• WHAT THIS TASK INVOLVES: Every record should be written out exactly, please.

• DATA TO PROCESS:

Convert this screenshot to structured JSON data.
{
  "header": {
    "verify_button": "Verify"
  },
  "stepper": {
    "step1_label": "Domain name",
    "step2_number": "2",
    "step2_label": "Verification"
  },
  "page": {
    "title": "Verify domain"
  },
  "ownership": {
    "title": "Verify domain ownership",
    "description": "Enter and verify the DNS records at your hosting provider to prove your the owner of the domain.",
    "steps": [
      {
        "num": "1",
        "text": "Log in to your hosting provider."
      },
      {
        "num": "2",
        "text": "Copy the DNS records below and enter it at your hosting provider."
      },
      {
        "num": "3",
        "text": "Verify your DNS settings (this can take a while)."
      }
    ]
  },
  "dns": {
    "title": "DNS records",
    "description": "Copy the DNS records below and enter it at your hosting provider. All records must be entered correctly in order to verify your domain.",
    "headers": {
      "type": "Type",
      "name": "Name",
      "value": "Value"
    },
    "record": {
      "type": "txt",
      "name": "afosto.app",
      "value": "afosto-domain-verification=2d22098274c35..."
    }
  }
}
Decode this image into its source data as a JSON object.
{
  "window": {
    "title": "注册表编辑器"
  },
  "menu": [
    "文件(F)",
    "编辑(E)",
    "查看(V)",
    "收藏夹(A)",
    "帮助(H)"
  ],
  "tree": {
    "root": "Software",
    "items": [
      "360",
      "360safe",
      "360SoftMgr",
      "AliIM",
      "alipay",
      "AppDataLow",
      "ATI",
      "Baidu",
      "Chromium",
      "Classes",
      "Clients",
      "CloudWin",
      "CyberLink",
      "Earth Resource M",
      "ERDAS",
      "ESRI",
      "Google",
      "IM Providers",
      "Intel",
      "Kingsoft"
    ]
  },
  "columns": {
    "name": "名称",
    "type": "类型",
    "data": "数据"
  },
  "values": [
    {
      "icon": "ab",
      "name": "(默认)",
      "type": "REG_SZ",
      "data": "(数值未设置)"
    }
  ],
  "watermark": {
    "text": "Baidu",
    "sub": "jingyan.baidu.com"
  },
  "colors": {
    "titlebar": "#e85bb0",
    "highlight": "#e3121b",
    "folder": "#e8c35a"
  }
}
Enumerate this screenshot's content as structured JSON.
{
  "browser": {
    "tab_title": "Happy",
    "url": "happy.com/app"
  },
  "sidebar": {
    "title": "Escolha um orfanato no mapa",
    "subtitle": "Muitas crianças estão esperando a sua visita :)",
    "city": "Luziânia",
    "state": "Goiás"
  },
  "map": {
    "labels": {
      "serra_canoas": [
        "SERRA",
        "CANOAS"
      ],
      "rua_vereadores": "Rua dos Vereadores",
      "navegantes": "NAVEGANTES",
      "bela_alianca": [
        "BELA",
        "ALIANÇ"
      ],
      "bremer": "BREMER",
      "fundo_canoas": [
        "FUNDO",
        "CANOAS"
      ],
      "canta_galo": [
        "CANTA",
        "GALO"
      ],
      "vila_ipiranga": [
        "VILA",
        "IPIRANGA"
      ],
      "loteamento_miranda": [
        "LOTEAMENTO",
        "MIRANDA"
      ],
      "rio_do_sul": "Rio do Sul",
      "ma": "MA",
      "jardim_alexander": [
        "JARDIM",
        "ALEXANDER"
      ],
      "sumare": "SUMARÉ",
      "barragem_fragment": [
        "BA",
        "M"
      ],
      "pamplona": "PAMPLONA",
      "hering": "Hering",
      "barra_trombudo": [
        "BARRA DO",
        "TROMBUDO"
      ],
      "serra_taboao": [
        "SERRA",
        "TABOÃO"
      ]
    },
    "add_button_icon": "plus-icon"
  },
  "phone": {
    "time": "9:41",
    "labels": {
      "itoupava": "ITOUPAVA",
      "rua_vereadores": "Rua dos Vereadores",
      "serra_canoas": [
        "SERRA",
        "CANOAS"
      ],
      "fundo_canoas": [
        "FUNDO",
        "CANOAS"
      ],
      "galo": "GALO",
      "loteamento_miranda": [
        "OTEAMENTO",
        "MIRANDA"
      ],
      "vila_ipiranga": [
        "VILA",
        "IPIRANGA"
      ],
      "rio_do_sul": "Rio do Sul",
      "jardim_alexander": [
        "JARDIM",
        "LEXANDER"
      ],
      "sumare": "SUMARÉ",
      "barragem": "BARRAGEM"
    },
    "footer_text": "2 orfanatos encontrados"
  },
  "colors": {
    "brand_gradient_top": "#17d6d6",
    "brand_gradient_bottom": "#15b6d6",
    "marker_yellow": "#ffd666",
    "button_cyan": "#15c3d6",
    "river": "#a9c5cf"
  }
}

• FINISHED ANSWER:
Convert this screenshot to structured JSON data.
{
  "header": {
    "verify_button": "Verify"
  },
  "stepper": {
    "step1_label": "Domain name",
    "step2_number": "2",
    "step2_label": "Verification"
  },
  "page": {
    "title": "Verify domain"
  },
  "ownership": {
    "title": "Verify domain ownership",
    "description": "Enter and verify the DNS records at your hosting provider to prove your the owner of the domain.",
    "steps": [
      {
        "num": "1",
        "text": "Log in to your hosting provider."
      },
      {
        "num": "2",
        "text": "Copy the DNS records below and enter it at your hosting provider."
      },
      {
        "num": "3",
        "text": "Verify your DNS settings (this can take a while)."
      }
    ]
  },
  "dns": {
    "title": "DNS records",
    "description": "Copy the DNS records below and enter it at your hosting provider. All records must be entered correctly in order to verify your domain.",
    "headers": {
      "type": "Type",
      "name": "Name",
      "value": "Value"
    },
    "record": {
      "type": "txt",
      "name": "afosto.app",
      "value": "afosto-domain-verification=2d22098274c35..."
    }
  }
}
Decode this image into its source data as a JSON object.
{
  "window": {
    "title": "注册表编辑器"
  },
  "menu": [
    "文件(F)",
    "编辑(E)",
    "查看(V)",
    "收藏夹(A)",
    "帮助(H)"
  ],
  "tree": {
    "root": "Software",
    "items": [
      "360",
      "360safe",
      "360SoftMgr",
      "AliIM",
      "alipay",
      "AppDataLow",
      "ATI",
      "Baidu",
      "Chromium",
      "Classes",
      "Clients",
      "CloudWin",
      "CyberLink",
      "Earth Resource M",
      "ERDAS",
      "ESRI",
      "Google",
      "IM Providers",
      "Intel",
      "Kingsoft"
    ]
  },
  "columns": {
    "name": "名称",
    "type": "类型",
    "data": "数据"
  },
  "values": [
    {
      "icon": "ab",
      "name": "(默认)",
      "type": "REG_SZ",
      "data": "(数值未设置)"
    }
  ],
  "watermark": {
    "text": "Baidu",
    "sub": "jingyan.baidu.com"
  },
  "colors": {
    "titlebar": "#e85bb0",
    "highlight": "#e3121b",
    "folder": "#e8c35a"
  }
}
Enumerate this screenshot's content as structured JSON.
{
  "browser": {
    "tab_title": "Happy",
    "url": "happy.com/app"
  },
  "sidebar": {
    "title": "Escolha um orfanato no mapa",
    "subtitle": "Muitas crianças estão esperando a sua visita :)",
    "city": "Luziânia",
    "state": "Goiás"
  },
  "map": {
    "labels": {
      "serra_canoas": [
        "SERRA",
        "CANOAS"
      ],
      "rua_vereadores": "Rua dos Vereadores",
      "navegantes": "NAVEGANTES",
      "bela_alianca": [
        "BELA",
        "ALIANÇ"
      ],
      "bremer": "BREMER",
      "fundo_canoas": [
        "FUNDO",
        "CANOAS"
      ],
      "canta_galo": [
        "CANTA",
        "GALO"
      ],
      "vila_ipiranga": [
        "VILA",
        "IPIRANGA"
      ],
      "loteamento_miranda": [
        "LOTEAMENTO",
        "MIRANDA"
      ],
      "rio_do_sul": "Rio do Sul",
      "ma": "MA",
      "jardim_alexander": [
        "JARDIM",
        "ALEXANDER"
      ],
      "sumare": "SUMARÉ",
      "barragem_fragment": [
        "BA",
        "M"
      ],
      "pamplona": "PAMPLONA",
      "hering": "Hering",
      "barra_trombudo": [
        "BARRA DO",
        "TROMBUDO"
      ],
      "serra_taboao": [
        "SERRA",
        "TABOÃO"
      ]
    },
    "add_button_icon": "plus-icon"
  },
  "phone": {
    "time": "9:41",
    "labels": {
      "itoupava": "ITOUPAVA",
      "rua_vereadores": "Rua dos Vereadores",
      "serra_canoas": [
        "SERRA",
        "CANOAS"
      ],
      "fundo_canoas": [
        "FUNDO",
        "CANOAS"
      ],
      "galo": "GALO",
      "loteamento_miranda": [
        "OTEAMENTO",
        "MIRANDA"
      ],
      "vila_ipiranga": [
        "VILA",
        "IPIRANGA"
      ],
      "rio_do_sul": "Rio do Sul",
      "jardim_alexander": [
        "JARDIM",
        "LEXANDER"
      ],
      "sumare": "SUMARÉ",
      "barragem": "BARRAGEM"
    },
    "footer_text": "2 orfanatos encontrados"
  },
  "colors": {
    "brand_gradient_top": "#17d6d6",
    "brand_gradient_bottom": "#15b6d6",
    "marker_yellow": "#ffd666",
    "button_cyan": "#15c3d6",
    "river": "#a9c5cf"
  }
}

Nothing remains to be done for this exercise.